> _Task prompt_
Rewrite each line of the data below as a numbered list, omitting any blank lines.

> _Records for this task_
►

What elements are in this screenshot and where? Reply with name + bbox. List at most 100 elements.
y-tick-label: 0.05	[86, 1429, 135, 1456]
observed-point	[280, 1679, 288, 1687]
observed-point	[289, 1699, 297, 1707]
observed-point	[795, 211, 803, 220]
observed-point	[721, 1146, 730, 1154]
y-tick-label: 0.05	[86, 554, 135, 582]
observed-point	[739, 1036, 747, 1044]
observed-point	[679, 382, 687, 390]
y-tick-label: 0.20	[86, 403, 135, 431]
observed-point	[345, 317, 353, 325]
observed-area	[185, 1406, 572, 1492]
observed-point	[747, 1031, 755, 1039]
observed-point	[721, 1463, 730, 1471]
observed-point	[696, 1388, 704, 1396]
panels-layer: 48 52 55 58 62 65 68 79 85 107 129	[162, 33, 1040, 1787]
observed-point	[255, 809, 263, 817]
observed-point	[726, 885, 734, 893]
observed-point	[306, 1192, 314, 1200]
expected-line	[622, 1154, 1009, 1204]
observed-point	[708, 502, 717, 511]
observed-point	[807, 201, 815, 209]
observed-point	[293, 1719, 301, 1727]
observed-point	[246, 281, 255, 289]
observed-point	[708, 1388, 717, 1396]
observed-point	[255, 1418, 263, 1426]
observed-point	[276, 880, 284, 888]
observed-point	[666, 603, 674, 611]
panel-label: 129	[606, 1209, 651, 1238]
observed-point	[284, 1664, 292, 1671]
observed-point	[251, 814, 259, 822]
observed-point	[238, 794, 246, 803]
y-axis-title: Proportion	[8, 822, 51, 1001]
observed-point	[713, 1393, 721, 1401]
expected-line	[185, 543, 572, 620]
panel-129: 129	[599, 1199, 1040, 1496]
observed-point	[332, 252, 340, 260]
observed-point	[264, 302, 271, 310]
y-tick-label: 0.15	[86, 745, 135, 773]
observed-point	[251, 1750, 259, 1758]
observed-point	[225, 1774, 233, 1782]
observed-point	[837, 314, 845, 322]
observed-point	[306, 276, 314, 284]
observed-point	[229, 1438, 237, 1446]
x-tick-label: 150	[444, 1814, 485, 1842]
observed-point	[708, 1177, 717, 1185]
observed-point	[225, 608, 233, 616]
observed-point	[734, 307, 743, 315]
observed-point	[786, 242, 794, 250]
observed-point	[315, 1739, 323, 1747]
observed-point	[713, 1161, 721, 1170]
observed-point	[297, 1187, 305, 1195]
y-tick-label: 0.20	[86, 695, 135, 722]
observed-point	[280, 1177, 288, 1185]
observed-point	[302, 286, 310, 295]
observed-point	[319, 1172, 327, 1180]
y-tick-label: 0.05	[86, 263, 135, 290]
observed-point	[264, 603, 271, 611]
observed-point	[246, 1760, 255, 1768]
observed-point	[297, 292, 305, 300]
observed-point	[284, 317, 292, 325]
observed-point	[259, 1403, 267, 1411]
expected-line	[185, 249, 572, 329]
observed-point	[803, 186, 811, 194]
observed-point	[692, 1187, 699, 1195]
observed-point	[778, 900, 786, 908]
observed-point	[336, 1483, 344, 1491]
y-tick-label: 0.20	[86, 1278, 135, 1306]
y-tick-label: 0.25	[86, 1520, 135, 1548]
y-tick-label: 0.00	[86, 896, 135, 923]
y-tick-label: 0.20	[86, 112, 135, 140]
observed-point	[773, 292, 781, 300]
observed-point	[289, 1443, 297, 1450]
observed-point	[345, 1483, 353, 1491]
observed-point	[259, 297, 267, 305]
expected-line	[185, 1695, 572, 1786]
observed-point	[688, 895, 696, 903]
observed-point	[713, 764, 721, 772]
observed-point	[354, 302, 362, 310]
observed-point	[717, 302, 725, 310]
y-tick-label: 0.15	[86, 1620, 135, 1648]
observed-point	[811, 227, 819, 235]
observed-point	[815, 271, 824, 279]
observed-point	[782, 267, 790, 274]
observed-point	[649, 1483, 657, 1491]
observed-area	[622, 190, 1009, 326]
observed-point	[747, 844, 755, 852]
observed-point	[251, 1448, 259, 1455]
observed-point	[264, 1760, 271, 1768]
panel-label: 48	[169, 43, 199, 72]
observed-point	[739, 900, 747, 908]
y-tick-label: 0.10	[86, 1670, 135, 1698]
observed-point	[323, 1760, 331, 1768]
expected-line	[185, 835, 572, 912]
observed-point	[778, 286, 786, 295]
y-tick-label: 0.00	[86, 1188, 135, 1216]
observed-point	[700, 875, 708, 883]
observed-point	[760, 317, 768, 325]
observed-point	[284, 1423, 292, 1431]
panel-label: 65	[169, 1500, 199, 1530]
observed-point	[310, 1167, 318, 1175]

◄

> _Response_
1. What elements are in this screenshot and where? Reply with name + bbox. List at most 100 elements.
2. y-tick-label: 0.05	[86, 1429, 135, 1456]
3. observed-point	[280, 1679, 288, 1687]
4. observed-point	[289, 1699, 297, 1707]
5. observed-point	[795, 211, 803, 220]
6. observed-point	[721, 1146, 730, 1154]
7. y-tick-label: 0.05	[86, 554, 135, 582]
8. observed-point	[739, 1036, 747, 1044]
9. observed-point	[679, 382, 687, 390]
10. y-tick-label: 0.20	[86, 403, 135, 431]
11. observed-point	[345, 317, 353, 325]
12. observed-area	[185, 1406, 572, 1492]
13. observed-point	[747, 1031, 755, 1039]
14. observed-point	[721, 1463, 730, 1471]
15. observed-point	[696, 1388, 704, 1396]
16. panels-layer: 48 52 55 58 62 65 68 79 85 107 129	[162, 33, 1040, 1787]
17. observed-point	[255, 809, 263, 817]
18. observed-point	[726, 885, 734, 893]
19. observed-point	[306, 1192, 314, 1200]
20. expected-line	[622, 1154, 1009, 1204]
21. observed-point	[708, 502, 717, 511]
22. observed-point	[807, 201, 815, 209]
23. observed-point	[293, 1719, 301, 1727]
24. observed-point	[246, 281, 255, 289]
25. observed-point	[708, 1388, 717, 1396]
26. observed-point	[255, 1418, 263, 1426]
27. observed-point	[276, 880, 284, 888]
28. observed-point	[666, 603, 674, 611]
29. panel-label: 129	[606, 1209, 651, 1238]
30. observed-point	[284, 1664, 292, 1671]
31. observed-point	[251, 814, 259, 822]
32. observed-point	[238, 794, 246, 803]
33. y-axis-title: Proportion	[8, 822, 51, 1001]
34. observed-point	[713, 1393, 721, 1401]
35. expected-line	[185, 543, 572, 620]
36. panel-129: 129	[599, 1199, 1040, 1496]
37. observed-point	[332, 252, 340, 260]
38. observed-point	[264, 302, 271, 310]
39. y-tick-label: 0.15	[86, 745, 135, 773]
40. observed-point	[251, 1750, 259, 1758]
41. observed-point	[225, 1774, 233, 1782]
42. observed-point	[837, 314, 845, 322]
43. observed-point	[306, 276, 314, 284]
44. observed-point	[229, 1438, 237, 1446]
45. x-tick-label: 150	[444, 1814, 485, 1842]
46. observed-point	[708, 1177, 717, 1185]
47. observed-point	[225, 608, 233, 616]
48. observed-point	[734, 307, 743, 315]
49. observed-point	[786, 242, 794, 250]
50. observed-point	[315, 1739, 323, 1747]
51. observed-point	[713, 1161, 721, 1170]
52. observed-point	[297, 1187, 305, 1195]
53. y-tick-label: 0.20	[86, 695, 135, 722]
54. observed-point	[280, 1177, 288, 1185]
55. observed-point	[302, 286, 310, 295]
56. observed-point	[319, 1172, 327, 1180]
57. y-tick-label: 0.05	[86, 263, 135, 290]
58. observed-point	[264, 603, 271, 611]
59. observed-point	[246, 1760, 255, 1768]
60. observed-point	[297, 292, 305, 300]
61. observed-point	[284, 317, 292, 325]
62. observed-point	[259, 1403, 267, 1411]
63. expected-line	[185, 249, 572, 329]
64. observed-point	[803, 186, 811, 194]
65. observed-point	[692, 1187, 699, 1195]
66. observed-point	[778, 900, 786, 908]
67. observed-point	[336, 1483, 344, 1491]
68. y-tick-label: 0.20	[86, 1278, 135, 1306]
69. y-tick-label: 0.25	[86, 1520, 135, 1548]
70. y-tick-label: 0.00	[86, 896, 135, 923]
71. y-tick-label: 0.20	[86, 112, 135, 140]
72. observed-point	[773, 292, 781, 300]
73. observed-point	[289, 1443, 297, 1450]
74. observed-point	[345, 1483, 353, 1491]
75. observed-point	[259, 297, 267, 305]
76. expected-line	[185, 1695, 572, 1786]
77. observed-point	[688, 895, 696, 903]
78. observed-point	[713, 764, 721, 772]
79. observed-point	[354, 302, 362, 310]
80. observed-point	[717, 302, 725, 310]
81. y-tick-label: 0.15	[86, 1620, 135, 1648]
82. observed-point	[811, 227, 819, 235]
83. observed-point	[815, 271, 824, 279]
84. observed-point	[782, 267, 790, 274]
85. observed-point	[649, 1483, 657, 1491]
86. observed-area	[622, 190, 1009, 326]
87. observed-point	[747, 844, 755, 852]
88. observed-point	[251, 1448, 259, 1455]
89. observed-point	[264, 1760, 271, 1768]
90. panel-label: 48	[169, 43, 199, 72]
91. observed-point	[739, 900, 747, 908]
92. y-tick-label: 0.10	[86, 1670, 135, 1698]
93. observed-point	[323, 1760, 331, 1768]
94. expected-line	[185, 835, 572, 912]
95. observed-point	[778, 286, 786, 295]
96. y-tick-label: 0.00	[86, 1188, 135, 1216]
97. observed-point	[700, 875, 708, 883]
98. observed-point	[760, 317, 768, 325]
99. observed-point	[284, 1423, 292, 1431]
100. panel-label: 65	[169, 1500, 199, 1530]
101. observed-point	[310, 1167, 318, 1175]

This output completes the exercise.